<<<<
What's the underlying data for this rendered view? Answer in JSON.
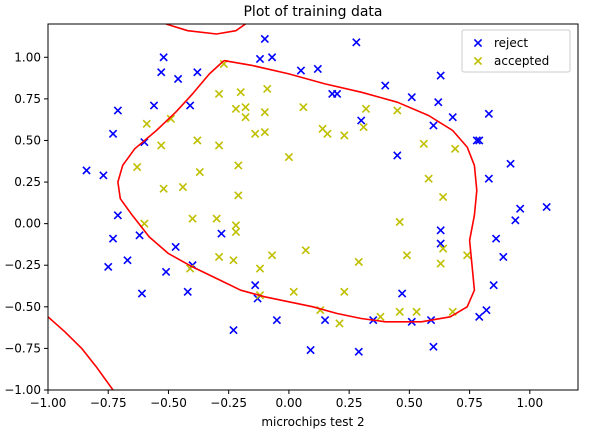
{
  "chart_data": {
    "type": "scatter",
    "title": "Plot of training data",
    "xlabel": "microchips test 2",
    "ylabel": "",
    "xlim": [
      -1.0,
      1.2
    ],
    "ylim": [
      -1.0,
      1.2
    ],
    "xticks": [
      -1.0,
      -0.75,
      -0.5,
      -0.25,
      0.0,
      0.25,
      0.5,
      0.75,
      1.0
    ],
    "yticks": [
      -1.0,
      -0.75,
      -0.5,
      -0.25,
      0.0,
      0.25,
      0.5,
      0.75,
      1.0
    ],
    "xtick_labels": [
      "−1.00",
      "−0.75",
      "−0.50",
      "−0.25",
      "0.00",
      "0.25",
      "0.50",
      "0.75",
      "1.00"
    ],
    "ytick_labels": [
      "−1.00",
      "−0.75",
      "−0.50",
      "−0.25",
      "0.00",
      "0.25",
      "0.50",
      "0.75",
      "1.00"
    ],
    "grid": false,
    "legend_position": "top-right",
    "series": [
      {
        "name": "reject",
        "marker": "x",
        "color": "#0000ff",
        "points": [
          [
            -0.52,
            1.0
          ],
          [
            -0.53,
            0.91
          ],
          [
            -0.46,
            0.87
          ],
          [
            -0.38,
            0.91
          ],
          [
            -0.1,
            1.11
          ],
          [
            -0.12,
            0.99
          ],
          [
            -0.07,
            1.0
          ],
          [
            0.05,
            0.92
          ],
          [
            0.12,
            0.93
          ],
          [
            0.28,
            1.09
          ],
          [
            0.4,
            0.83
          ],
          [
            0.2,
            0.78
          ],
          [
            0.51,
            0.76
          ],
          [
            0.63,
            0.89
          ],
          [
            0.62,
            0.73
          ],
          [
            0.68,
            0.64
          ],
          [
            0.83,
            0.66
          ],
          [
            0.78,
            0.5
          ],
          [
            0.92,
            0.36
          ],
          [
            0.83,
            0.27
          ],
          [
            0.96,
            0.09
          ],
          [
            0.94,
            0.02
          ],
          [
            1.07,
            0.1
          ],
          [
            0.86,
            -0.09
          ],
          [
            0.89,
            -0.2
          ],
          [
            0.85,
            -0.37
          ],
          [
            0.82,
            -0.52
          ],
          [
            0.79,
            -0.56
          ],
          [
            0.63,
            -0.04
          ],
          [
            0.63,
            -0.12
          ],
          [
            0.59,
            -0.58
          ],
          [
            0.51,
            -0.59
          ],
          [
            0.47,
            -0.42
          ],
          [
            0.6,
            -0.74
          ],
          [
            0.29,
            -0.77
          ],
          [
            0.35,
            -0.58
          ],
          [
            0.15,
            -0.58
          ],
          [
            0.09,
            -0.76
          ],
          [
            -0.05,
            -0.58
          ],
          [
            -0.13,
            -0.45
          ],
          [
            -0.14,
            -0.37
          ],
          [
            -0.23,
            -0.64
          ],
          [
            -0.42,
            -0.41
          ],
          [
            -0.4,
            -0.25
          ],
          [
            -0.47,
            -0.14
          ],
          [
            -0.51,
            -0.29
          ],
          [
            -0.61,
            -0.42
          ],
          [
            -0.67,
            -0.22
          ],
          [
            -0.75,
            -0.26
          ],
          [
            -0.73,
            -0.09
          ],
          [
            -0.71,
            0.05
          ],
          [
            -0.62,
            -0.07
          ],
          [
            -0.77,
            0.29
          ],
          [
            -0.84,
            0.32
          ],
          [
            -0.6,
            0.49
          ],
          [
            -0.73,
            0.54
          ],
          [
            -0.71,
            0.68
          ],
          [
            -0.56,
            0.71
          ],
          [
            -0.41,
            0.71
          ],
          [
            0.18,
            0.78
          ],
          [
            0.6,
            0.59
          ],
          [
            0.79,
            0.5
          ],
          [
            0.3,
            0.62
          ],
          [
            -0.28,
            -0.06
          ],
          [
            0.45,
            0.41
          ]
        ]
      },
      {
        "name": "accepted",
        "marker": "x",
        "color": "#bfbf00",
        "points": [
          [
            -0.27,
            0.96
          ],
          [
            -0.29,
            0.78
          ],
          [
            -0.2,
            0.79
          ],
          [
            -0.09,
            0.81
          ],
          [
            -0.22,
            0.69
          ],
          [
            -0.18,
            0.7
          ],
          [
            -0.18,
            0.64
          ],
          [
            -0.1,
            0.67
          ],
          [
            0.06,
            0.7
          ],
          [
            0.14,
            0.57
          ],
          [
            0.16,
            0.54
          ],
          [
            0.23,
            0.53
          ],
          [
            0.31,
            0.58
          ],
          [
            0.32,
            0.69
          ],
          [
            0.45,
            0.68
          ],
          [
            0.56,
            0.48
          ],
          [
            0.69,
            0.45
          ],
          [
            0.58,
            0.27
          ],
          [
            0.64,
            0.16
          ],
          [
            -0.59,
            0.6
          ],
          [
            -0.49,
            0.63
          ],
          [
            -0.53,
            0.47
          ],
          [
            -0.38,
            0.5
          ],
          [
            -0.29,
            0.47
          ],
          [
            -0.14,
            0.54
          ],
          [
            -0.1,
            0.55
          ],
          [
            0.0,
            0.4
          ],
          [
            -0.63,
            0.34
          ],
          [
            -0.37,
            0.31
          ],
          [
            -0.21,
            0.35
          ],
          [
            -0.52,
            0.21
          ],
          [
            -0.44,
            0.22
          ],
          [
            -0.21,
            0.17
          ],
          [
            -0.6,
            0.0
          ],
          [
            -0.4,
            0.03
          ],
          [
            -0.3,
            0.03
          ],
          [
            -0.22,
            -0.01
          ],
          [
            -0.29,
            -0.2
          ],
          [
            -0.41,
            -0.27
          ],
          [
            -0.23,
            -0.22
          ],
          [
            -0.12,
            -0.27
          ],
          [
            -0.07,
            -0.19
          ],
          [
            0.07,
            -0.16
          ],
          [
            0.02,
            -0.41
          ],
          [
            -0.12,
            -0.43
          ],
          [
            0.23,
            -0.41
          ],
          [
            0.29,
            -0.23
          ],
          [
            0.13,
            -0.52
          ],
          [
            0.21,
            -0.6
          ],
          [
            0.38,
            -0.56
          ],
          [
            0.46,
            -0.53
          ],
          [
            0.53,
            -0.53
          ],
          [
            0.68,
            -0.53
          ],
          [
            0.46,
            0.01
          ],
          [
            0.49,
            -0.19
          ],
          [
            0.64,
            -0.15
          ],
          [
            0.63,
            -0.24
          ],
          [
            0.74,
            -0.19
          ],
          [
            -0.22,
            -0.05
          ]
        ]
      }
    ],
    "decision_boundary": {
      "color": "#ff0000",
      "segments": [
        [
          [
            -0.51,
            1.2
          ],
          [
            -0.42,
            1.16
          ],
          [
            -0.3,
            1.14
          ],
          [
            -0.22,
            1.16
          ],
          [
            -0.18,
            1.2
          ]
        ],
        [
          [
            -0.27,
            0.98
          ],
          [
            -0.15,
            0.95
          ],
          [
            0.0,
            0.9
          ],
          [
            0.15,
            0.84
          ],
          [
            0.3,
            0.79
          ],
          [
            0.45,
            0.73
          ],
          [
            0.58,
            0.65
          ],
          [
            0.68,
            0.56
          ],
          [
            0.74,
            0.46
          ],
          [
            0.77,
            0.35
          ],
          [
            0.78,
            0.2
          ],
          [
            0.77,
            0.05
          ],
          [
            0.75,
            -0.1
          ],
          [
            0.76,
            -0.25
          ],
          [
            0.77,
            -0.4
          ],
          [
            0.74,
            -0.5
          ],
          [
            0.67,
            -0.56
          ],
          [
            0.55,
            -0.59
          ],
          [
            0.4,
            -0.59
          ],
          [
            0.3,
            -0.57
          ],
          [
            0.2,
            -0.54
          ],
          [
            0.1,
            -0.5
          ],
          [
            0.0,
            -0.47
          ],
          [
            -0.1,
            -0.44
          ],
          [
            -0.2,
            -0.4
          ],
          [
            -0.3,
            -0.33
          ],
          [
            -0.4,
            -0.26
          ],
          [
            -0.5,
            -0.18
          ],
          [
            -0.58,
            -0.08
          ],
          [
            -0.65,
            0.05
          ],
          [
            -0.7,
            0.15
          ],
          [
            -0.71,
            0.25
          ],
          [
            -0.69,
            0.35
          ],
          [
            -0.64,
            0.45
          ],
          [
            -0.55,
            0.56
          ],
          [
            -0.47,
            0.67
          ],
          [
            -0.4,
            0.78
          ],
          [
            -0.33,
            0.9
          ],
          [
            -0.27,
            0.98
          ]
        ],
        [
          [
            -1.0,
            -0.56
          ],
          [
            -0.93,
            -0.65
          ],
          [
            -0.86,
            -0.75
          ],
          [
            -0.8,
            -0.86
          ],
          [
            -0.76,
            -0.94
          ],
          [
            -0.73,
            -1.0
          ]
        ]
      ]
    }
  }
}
>>>>
• Problem description
Answer with one number: how many lines in the listing hold "color".

• Exercise solution
3